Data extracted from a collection

________

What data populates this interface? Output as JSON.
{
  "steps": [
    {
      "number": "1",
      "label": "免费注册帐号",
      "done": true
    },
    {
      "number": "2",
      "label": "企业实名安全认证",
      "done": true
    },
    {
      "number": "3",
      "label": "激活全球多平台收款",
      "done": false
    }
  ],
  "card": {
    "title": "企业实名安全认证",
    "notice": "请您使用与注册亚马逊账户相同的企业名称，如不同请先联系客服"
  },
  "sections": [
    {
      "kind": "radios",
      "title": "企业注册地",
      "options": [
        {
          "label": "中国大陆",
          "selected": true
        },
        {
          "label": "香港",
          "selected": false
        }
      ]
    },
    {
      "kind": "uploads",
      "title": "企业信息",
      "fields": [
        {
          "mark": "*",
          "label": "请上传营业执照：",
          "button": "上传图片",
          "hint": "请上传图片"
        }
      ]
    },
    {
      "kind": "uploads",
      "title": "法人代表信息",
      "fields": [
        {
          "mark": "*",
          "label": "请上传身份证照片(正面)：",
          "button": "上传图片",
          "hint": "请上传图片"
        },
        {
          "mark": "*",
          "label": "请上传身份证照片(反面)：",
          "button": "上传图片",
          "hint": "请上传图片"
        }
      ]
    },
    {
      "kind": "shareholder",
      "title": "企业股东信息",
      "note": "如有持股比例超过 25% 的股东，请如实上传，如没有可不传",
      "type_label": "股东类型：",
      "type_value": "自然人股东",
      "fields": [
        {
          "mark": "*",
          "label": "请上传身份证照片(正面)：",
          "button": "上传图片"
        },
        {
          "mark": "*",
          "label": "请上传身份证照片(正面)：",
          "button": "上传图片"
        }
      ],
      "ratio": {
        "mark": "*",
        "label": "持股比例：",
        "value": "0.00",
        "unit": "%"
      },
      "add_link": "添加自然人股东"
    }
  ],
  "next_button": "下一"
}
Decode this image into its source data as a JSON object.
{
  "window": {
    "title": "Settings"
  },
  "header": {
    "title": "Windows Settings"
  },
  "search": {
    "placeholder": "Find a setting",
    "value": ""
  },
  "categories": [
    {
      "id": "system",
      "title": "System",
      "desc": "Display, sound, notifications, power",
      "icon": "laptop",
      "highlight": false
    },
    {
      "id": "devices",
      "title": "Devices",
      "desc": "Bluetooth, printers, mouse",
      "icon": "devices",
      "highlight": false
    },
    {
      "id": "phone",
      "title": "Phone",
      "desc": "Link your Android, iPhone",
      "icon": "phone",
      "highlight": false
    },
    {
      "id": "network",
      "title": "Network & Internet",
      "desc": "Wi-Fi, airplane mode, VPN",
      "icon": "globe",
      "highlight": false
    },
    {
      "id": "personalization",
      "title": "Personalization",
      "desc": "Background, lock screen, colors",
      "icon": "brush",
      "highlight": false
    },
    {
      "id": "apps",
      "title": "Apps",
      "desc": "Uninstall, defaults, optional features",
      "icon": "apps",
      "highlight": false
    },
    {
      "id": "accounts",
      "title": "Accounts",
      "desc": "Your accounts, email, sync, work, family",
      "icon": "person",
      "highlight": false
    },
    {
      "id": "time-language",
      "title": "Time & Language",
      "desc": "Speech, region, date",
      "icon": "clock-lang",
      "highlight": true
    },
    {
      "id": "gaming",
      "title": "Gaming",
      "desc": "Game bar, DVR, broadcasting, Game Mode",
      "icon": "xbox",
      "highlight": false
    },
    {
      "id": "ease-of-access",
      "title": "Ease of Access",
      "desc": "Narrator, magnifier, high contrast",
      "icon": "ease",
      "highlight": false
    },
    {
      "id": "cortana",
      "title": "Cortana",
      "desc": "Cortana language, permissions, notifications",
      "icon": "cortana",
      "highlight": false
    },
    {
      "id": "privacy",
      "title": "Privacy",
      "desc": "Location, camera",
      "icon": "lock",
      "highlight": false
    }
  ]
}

________

TASK REQUIREMENTS
Copy out the data shown above without altering anything.

THE RESPONSE
What data populates this interface? Output as JSON.
{
  "steps": [
    {
      "number": "1",
      "label": "免费注册帐号",
      "done": true
    },
    {
      "number": "2",
      "label": "企业实名安全认证",
      "done": true
    },
    {
      "number": "3",
      "label": "激活全球多平台收款",
      "done": false
    }
  ],
  "card": {
    "title": "企业实名安全认证",
    "notice": "请您使用与注册亚马逊账户相同的企业名称，如不同请先联系客服"
  },
  "sections": [
    {
      "kind": "radios",
      "title": "企业注册地",
      "options": [
        {
          "label": "中国大陆",
          "selected": true
        },
        {
          "label": "香港",
          "selected": false
        }
      ]
    },
    {
      "kind": "uploads",
      "title": "企业信息",
      "fields": [
        {
          "mark": "*",
          "label": "请上传营业执照：",
          "button": "上传图片",
          "hint": "请上传图片"
        }
      ]
    },
    {
      "kind": "uploads",
      "title": "法人代表信息",
      "fields": [
        {
          "mark": "*",
          "label": "请上传身份证照片(正面)：",
          "button": "上传图片",
          "hint": "请上传图片"
        },
        {
          "mark": "*",
          "label": "请上传身份证照片(反面)：",
          "button": "上传图片",
          "hint": "请上传图片"
        }
      ]
    },
    {
      "kind": "shareholder",
      "title": "企业股东信息",
      "note": "如有持股比例超过 25% 的股东，请如实上传，如没有可不传",
      "type_label": "股东类型：",
      "type_value": "自然人股东",
      "fields": [
        {
          "mark": "*",
          "label": "请上传身份证照片(正面)：",
          "button": "上传图片"
        },
        {
          "mark": "*",
          "label": "请上传身份证照片(正面)：",
          "button": "上传图片"
        }
      ],
      "ratio": {
        "mark": "*",
        "label": "持股比例：",
        "value": "0.00",
        "unit": "%"
      },
      "add_link": "添加自然人股东"
    }
  ],
  "next_button": "下一"
}
Decode this image into its source data as a JSON object.
{
  "window": {
    "title": "Settings"
  },
  "header": {
    "title": "Windows Settings"
  },
  "search": {
    "placeholder": "Find a setting",
    "value": ""
  },
  "categories": [
    {
      "id": "system",
      "title": "System",
      "desc": "Display, sound, notifications, power",
      "icon": "laptop",
      "highlight": false
    },
    {
      "id": "devices",
      "title": "Devices",
      "desc": "Bluetooth, printers, mouse",
      "icon": "devices",
      "highlight": false
    },
    {
      "id": "phone",
      "title": "Phone",
      "desc": "Link your Android, iPhone",
      "icon": "phone",
      "highlight": false
    },
    {
      "id": "network",
      "title": "Network & Internet",
      "desc": "Wi-Fi, airplane mode, VPN",
      "icon": "globe",
      "highlight": false
    },
    {
      "id": "personalization",
      "title": "Personalization",
      "desc": "Background, lock screen, colors",
      "icon": "brush",
      "highlight": false
    },
    {
      "id": "apps",
      "title": "Apps",
      "desc": "Uninstall, defaults, optional features",
      "icon": "apps",
      "highlight": false
    },
    {
      "id": "accounts",
      "title": "Accounts",
      "desc": "Your accounts, email, sync, work, family",
      "icon": "person",
      "highlight": false
    },
    {
      "id": "time-language",
      "title": "Time & Language",
      "desc": "Speech, region, date",
      "icon": "clock-lang",
      "highlight": true
    },
    {
      "id": "gaming",
      "title": "Gaming",
      "desc": "Game bar, DVR, broadcasting, Game Mode",
      "icon": "xbox",
      "highlight": false
    },
    {
      "id": "ease-of-access",
      "title": "Ease of Access",
      "desc": "Narrator, magnifier, high contrast",
      "icon": "ease",
      "highlight": false
    },
    {
      "id": "cortana",
      "title": "Cortana",
      "desc": "Cortana language, permissions, notifications",
      "icon": "cortana",
      "highlight": false
    },
    {
      "id": "privacy",
      "title": "Privacy",
      "desc": "Location, camera",
      "icon": "lock",
      "highlight": false
    }
  ]
}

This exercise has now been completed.